● SOURCE RECORDS:
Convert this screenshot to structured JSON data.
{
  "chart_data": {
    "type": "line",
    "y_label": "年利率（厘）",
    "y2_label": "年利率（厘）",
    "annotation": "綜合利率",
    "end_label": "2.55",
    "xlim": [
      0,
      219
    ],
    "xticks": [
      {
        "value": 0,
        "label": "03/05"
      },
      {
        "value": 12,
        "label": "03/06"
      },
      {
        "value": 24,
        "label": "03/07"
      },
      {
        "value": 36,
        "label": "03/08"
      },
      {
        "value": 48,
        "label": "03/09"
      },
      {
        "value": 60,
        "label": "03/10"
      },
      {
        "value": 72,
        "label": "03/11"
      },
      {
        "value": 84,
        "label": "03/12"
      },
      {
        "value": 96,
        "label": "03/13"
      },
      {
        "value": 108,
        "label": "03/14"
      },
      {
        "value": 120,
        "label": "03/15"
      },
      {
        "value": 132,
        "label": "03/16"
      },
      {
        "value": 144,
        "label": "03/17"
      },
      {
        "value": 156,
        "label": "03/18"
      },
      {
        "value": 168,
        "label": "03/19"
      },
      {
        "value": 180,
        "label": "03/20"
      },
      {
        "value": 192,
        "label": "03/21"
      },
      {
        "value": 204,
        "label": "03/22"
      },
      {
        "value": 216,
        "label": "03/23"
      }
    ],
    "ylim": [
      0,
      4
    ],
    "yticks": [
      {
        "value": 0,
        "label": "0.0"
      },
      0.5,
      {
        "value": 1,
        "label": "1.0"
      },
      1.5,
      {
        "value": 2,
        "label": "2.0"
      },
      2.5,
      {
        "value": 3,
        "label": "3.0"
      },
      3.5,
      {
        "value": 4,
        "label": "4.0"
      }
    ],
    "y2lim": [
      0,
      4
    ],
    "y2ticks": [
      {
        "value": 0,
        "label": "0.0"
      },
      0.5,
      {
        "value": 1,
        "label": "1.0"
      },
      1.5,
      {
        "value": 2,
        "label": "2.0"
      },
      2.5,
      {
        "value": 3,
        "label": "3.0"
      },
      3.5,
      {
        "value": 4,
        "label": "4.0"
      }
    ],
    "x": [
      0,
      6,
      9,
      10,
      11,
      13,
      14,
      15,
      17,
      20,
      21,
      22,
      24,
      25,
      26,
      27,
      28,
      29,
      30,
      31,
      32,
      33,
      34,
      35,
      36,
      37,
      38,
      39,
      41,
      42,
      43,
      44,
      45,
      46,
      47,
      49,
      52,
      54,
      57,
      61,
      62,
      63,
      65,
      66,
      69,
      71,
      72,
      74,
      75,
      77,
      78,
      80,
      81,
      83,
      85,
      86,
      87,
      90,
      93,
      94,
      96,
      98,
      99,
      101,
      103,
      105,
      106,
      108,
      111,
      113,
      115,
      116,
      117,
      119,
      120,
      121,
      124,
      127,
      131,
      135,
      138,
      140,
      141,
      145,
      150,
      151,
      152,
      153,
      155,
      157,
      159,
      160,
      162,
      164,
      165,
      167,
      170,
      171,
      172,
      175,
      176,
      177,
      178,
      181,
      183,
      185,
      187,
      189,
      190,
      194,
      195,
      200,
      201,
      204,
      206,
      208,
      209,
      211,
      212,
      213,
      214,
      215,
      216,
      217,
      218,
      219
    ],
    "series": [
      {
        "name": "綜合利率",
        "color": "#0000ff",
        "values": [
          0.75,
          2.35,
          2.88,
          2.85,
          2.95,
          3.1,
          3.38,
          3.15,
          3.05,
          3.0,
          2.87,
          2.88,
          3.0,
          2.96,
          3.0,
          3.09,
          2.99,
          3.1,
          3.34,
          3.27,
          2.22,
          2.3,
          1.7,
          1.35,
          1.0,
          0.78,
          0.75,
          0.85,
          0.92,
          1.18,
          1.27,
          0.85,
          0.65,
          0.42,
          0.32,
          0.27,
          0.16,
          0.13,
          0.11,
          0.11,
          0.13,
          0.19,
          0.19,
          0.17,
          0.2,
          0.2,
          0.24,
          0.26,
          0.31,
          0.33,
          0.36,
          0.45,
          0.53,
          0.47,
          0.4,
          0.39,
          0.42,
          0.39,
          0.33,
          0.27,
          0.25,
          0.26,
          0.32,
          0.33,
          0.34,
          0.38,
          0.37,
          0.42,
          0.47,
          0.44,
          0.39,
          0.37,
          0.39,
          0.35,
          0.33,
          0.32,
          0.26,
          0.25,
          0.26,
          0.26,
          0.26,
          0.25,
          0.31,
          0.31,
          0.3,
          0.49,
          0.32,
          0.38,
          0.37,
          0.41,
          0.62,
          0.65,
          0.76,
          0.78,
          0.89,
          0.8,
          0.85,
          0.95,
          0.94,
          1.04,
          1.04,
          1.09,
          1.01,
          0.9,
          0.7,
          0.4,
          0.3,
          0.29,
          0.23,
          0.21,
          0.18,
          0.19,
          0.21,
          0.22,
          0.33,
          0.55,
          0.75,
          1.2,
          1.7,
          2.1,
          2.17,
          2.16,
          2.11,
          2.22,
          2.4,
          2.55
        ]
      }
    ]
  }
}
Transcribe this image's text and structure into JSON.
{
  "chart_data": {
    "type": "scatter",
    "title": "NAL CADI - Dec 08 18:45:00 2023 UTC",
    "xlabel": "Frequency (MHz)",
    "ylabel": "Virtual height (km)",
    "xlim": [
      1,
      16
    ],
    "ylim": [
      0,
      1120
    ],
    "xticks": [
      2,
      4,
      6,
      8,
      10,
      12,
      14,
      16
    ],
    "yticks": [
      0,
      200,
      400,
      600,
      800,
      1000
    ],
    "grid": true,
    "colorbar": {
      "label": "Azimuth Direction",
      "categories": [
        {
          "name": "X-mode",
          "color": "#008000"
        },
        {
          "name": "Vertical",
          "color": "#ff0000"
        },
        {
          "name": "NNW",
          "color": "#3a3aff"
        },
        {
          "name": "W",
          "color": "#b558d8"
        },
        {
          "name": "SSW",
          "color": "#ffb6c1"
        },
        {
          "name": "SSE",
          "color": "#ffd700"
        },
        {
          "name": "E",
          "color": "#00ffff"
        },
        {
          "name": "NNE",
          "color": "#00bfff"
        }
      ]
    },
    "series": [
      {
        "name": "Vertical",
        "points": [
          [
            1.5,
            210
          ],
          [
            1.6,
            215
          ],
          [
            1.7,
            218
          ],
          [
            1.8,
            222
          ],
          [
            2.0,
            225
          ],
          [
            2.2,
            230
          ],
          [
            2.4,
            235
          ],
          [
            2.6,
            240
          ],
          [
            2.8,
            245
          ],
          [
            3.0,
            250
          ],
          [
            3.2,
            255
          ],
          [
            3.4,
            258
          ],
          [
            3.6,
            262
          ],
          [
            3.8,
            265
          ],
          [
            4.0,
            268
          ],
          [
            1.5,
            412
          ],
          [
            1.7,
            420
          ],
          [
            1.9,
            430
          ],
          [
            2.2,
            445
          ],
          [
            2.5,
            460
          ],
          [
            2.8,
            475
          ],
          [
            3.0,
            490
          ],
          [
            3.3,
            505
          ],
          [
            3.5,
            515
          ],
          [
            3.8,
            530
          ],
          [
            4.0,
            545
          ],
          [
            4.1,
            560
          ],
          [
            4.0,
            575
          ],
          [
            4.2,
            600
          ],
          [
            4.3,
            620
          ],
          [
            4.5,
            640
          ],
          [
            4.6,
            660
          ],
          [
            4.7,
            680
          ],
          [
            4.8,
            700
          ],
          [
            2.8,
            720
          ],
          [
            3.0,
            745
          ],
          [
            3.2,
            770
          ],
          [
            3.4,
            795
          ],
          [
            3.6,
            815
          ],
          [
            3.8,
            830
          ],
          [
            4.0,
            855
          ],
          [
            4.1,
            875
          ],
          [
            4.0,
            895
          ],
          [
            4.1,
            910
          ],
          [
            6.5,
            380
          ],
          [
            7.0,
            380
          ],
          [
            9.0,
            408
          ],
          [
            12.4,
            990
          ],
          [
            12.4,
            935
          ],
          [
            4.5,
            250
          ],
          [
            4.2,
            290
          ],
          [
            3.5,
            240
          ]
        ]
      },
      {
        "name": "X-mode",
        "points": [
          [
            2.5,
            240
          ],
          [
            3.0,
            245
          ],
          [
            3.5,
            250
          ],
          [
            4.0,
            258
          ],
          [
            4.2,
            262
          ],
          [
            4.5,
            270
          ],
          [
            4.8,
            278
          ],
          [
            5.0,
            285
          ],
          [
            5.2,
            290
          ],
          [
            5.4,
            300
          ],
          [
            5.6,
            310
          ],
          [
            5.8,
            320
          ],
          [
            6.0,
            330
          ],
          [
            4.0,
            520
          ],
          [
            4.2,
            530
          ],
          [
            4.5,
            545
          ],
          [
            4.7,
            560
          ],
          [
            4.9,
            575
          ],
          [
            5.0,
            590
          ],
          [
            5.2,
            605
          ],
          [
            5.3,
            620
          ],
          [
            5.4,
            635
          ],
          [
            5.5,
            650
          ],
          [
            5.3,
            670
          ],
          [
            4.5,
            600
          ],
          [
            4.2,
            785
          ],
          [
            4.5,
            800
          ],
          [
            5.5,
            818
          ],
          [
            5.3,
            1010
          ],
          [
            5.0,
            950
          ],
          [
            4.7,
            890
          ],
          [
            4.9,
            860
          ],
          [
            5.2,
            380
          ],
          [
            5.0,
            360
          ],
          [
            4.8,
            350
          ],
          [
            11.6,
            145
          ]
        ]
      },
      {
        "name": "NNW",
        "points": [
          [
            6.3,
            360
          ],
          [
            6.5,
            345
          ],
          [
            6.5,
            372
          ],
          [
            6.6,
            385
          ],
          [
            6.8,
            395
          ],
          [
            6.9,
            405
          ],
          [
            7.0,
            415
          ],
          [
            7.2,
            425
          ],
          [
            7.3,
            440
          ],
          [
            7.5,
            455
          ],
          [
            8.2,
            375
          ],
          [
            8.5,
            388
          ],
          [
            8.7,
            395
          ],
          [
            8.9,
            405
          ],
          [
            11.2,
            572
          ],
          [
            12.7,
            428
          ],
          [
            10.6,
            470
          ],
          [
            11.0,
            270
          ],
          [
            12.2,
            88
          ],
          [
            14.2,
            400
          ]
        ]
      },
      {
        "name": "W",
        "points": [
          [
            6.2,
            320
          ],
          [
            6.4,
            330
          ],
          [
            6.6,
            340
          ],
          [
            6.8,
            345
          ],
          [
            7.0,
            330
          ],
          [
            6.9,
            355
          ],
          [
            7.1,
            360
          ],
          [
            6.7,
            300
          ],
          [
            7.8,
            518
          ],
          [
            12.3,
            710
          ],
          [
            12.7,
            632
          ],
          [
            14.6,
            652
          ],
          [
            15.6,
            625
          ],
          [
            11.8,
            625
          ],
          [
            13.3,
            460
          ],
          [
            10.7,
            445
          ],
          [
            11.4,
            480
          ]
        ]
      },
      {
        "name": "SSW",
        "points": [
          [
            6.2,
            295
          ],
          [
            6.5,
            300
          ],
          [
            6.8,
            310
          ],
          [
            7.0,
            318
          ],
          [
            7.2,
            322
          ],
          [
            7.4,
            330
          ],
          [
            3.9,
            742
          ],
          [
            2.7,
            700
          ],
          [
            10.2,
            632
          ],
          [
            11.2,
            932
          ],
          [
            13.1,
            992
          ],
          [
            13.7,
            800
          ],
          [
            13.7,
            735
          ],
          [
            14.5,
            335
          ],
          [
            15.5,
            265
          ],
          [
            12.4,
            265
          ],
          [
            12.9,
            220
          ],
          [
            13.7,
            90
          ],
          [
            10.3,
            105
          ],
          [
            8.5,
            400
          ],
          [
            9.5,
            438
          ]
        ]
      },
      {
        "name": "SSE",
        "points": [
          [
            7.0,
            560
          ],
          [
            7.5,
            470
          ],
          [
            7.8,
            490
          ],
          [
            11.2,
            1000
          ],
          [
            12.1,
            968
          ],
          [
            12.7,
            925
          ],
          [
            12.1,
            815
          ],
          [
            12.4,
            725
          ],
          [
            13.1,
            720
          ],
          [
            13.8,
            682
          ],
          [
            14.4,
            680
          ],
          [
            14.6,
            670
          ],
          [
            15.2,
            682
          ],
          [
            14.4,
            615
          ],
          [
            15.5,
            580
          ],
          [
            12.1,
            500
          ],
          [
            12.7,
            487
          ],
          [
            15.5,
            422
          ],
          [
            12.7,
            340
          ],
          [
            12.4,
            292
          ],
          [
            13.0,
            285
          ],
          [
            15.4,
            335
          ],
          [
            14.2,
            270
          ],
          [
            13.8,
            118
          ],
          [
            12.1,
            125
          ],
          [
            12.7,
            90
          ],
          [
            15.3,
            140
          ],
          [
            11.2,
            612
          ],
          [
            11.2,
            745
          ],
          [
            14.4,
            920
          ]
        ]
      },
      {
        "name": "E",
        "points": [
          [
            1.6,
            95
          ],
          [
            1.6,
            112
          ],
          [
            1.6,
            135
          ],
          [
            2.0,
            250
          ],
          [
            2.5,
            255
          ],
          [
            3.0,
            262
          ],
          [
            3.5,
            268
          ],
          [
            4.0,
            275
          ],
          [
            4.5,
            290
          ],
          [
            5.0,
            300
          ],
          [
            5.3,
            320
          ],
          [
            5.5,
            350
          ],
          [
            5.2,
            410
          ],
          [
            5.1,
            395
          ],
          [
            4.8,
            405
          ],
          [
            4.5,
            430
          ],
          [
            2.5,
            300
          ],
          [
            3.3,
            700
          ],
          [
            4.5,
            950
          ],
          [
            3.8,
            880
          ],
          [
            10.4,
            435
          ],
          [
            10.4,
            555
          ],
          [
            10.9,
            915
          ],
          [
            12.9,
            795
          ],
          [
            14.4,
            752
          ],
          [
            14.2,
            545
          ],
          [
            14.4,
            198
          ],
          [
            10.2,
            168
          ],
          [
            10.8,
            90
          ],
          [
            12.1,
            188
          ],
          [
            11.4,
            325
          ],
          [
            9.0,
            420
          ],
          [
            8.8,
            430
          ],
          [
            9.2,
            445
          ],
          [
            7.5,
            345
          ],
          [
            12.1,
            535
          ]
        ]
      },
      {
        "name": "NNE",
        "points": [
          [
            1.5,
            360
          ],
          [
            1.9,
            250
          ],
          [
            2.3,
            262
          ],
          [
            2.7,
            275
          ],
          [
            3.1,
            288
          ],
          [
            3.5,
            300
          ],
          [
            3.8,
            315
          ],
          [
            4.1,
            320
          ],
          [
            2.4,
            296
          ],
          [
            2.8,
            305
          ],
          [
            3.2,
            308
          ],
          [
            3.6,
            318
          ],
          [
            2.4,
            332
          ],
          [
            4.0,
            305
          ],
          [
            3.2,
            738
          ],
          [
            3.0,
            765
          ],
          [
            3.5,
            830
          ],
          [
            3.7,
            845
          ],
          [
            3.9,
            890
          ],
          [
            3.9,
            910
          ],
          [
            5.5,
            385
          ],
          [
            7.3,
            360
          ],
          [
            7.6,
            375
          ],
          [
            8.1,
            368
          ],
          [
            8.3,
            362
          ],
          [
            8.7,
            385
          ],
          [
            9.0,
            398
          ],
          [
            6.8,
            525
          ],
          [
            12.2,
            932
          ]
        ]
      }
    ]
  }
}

● SET EXERCISE: Gather all lines from the listing above in which "JSON" occurs.

● THE COMPLETED TASK:
Convert this screenshot to structured JSON data.
Transcribe this image's text and structure into JSON.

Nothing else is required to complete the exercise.